• **GOAL OF THE EXERCISE**
Where a line in the listing below contains the word "Neat", copy that line.

━━━━━━━━━━

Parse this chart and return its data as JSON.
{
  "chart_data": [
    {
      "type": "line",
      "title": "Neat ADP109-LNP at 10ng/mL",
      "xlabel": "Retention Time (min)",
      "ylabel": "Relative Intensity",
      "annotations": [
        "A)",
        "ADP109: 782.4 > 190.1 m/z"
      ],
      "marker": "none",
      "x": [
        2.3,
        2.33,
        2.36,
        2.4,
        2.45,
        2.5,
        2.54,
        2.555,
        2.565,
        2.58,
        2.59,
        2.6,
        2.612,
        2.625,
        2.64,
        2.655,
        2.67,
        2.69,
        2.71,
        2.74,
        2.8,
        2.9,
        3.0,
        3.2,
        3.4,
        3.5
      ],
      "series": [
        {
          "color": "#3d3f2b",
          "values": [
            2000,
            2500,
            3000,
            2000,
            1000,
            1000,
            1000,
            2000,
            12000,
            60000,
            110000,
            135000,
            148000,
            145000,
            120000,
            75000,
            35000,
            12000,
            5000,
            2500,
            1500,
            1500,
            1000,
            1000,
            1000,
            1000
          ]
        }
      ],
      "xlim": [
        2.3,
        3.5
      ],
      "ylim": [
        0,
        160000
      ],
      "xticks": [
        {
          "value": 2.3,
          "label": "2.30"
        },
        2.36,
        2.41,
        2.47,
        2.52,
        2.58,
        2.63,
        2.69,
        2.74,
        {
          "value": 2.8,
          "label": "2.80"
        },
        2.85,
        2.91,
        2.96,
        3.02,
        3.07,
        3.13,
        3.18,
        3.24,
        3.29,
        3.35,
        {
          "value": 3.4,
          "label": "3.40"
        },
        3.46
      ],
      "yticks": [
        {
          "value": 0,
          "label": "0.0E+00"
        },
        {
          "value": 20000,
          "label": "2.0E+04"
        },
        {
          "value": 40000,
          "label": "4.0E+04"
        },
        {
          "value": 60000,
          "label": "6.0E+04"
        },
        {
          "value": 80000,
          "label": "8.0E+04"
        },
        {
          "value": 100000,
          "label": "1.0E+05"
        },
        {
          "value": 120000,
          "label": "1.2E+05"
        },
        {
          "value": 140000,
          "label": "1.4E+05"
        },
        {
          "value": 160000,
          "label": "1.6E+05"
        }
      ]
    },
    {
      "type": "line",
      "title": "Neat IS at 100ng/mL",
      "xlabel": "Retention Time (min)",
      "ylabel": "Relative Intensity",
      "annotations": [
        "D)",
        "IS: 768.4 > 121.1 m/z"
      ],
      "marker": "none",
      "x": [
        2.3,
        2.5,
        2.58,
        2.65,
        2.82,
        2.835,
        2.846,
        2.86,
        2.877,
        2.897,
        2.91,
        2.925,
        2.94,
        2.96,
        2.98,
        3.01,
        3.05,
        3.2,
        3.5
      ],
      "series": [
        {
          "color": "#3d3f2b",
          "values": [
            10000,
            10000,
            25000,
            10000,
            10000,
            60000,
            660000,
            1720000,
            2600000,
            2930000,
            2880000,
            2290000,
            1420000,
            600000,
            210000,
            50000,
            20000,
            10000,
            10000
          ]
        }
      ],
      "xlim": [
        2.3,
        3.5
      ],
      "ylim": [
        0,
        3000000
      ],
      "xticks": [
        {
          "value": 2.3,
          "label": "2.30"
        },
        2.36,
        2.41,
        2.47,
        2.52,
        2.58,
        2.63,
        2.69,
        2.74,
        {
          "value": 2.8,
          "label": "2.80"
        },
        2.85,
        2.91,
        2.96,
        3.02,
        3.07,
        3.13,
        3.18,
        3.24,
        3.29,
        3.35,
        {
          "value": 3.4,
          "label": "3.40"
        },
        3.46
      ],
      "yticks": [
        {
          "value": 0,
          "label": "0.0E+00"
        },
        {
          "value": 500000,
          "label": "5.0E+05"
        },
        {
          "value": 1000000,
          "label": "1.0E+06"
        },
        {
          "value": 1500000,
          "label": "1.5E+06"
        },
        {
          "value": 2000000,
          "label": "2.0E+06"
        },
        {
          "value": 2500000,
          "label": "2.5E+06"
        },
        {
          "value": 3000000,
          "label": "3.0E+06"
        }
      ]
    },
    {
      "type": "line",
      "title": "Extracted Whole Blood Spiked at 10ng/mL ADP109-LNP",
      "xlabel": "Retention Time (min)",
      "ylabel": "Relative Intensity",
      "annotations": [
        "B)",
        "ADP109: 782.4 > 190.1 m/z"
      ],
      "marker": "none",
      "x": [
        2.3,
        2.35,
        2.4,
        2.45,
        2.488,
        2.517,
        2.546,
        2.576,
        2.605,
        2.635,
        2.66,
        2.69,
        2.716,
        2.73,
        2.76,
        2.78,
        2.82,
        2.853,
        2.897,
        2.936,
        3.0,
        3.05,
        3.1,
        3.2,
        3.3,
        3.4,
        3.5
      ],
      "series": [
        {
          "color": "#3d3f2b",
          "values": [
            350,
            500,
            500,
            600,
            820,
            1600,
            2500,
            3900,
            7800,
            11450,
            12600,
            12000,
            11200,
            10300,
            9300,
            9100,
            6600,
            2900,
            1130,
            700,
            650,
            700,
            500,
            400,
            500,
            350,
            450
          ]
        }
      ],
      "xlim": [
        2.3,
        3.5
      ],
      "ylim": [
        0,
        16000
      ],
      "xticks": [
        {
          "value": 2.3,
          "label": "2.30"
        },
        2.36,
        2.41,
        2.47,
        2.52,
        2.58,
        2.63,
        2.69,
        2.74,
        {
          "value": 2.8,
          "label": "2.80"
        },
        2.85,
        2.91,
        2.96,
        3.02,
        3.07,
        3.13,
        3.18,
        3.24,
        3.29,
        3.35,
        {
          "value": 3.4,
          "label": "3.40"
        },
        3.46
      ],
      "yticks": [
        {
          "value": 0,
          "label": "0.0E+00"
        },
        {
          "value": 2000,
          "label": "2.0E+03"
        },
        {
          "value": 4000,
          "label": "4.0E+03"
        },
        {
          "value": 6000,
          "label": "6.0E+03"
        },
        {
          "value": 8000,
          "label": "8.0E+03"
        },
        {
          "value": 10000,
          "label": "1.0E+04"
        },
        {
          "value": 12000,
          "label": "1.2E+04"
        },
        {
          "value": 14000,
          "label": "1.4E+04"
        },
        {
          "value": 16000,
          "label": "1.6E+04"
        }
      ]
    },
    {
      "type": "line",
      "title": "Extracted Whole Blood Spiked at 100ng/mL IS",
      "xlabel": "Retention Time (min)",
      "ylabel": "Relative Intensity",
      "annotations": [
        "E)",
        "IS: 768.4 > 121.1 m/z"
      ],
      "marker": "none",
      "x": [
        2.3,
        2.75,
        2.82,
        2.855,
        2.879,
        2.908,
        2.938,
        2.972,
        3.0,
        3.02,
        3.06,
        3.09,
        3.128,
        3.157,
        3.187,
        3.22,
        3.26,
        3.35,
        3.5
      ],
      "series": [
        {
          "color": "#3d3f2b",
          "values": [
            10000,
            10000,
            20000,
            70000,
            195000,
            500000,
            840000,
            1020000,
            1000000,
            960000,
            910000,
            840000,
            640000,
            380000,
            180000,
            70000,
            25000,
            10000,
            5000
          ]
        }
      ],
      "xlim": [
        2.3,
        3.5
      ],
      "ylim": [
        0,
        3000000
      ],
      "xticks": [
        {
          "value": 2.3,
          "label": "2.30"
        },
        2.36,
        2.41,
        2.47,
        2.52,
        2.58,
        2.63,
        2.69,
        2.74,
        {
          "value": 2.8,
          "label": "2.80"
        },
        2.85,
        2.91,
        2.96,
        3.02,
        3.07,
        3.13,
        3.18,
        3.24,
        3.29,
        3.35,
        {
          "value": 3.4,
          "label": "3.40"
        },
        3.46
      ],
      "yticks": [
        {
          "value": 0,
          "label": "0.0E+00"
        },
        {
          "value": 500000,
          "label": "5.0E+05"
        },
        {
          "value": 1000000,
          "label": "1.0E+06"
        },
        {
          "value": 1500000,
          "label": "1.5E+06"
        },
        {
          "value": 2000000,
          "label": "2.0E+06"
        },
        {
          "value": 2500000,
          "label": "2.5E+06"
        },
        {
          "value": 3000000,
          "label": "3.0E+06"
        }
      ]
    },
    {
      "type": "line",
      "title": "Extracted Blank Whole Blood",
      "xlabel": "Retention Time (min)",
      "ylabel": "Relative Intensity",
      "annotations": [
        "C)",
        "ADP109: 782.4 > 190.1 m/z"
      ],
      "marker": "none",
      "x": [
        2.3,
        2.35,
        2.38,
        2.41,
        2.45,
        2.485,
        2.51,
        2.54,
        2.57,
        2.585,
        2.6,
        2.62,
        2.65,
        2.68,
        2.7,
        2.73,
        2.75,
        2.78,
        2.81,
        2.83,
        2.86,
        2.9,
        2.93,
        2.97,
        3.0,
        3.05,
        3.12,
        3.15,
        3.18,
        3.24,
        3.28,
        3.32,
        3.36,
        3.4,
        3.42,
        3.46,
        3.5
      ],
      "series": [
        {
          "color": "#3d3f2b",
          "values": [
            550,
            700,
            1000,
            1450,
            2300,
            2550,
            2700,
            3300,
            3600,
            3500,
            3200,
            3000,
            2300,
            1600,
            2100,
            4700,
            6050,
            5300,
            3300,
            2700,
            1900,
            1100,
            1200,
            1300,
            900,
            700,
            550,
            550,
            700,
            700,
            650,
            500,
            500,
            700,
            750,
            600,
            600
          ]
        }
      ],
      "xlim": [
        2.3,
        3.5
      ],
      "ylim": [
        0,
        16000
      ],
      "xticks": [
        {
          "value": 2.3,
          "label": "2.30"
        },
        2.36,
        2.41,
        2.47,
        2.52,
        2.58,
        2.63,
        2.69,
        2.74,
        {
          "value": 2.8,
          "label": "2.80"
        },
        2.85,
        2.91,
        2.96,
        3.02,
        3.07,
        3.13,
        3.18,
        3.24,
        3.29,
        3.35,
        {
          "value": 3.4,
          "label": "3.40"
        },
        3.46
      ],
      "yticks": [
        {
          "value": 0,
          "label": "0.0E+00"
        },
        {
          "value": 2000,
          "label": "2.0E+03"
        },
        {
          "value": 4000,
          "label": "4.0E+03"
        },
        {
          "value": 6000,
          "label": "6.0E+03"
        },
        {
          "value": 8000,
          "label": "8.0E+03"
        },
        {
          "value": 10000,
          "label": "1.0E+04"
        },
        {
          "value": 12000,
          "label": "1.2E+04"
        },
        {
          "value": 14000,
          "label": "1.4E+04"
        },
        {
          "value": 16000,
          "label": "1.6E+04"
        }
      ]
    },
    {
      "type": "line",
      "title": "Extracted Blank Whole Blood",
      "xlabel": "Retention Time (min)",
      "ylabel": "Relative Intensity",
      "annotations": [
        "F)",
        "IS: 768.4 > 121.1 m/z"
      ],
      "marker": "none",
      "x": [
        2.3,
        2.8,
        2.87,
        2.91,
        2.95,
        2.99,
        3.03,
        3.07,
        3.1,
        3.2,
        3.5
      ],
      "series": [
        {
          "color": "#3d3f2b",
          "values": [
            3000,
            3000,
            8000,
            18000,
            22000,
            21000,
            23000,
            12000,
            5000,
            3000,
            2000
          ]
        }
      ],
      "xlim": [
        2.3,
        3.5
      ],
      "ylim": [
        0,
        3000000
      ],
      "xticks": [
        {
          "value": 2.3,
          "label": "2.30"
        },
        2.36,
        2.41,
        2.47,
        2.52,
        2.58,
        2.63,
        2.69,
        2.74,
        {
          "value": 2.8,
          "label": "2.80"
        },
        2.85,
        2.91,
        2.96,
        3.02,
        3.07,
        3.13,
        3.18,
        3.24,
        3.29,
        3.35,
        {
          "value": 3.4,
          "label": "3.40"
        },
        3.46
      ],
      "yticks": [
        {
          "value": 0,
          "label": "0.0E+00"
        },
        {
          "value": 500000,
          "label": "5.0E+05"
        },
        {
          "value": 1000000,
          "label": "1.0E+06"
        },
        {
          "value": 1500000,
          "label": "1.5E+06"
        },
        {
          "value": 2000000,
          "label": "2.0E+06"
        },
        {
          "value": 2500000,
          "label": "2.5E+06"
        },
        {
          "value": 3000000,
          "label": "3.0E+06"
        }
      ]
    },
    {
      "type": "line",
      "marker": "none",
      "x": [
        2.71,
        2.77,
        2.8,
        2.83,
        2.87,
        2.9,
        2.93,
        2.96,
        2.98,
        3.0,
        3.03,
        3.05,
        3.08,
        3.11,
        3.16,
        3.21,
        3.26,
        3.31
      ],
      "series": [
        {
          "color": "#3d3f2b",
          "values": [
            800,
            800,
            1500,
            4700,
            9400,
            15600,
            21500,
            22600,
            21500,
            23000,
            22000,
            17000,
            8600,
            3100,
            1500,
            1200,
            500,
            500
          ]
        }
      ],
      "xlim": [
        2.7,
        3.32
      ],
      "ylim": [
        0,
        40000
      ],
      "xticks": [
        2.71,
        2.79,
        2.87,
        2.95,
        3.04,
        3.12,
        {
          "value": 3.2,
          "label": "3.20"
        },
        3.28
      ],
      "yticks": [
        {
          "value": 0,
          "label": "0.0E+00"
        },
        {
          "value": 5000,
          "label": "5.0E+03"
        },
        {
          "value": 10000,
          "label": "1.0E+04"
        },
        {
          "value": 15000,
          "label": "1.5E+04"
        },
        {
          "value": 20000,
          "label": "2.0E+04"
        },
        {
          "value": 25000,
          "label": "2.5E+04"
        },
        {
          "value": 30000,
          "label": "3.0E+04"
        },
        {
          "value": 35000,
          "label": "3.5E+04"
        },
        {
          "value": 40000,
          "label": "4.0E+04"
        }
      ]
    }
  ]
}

━━━━━━━━━━

• **ANSWER TO THE PROBLEM**
      "title": "Neat ADP109-LNP at 10ng/mL",
      "title": "Neat IS at 100ng/mL",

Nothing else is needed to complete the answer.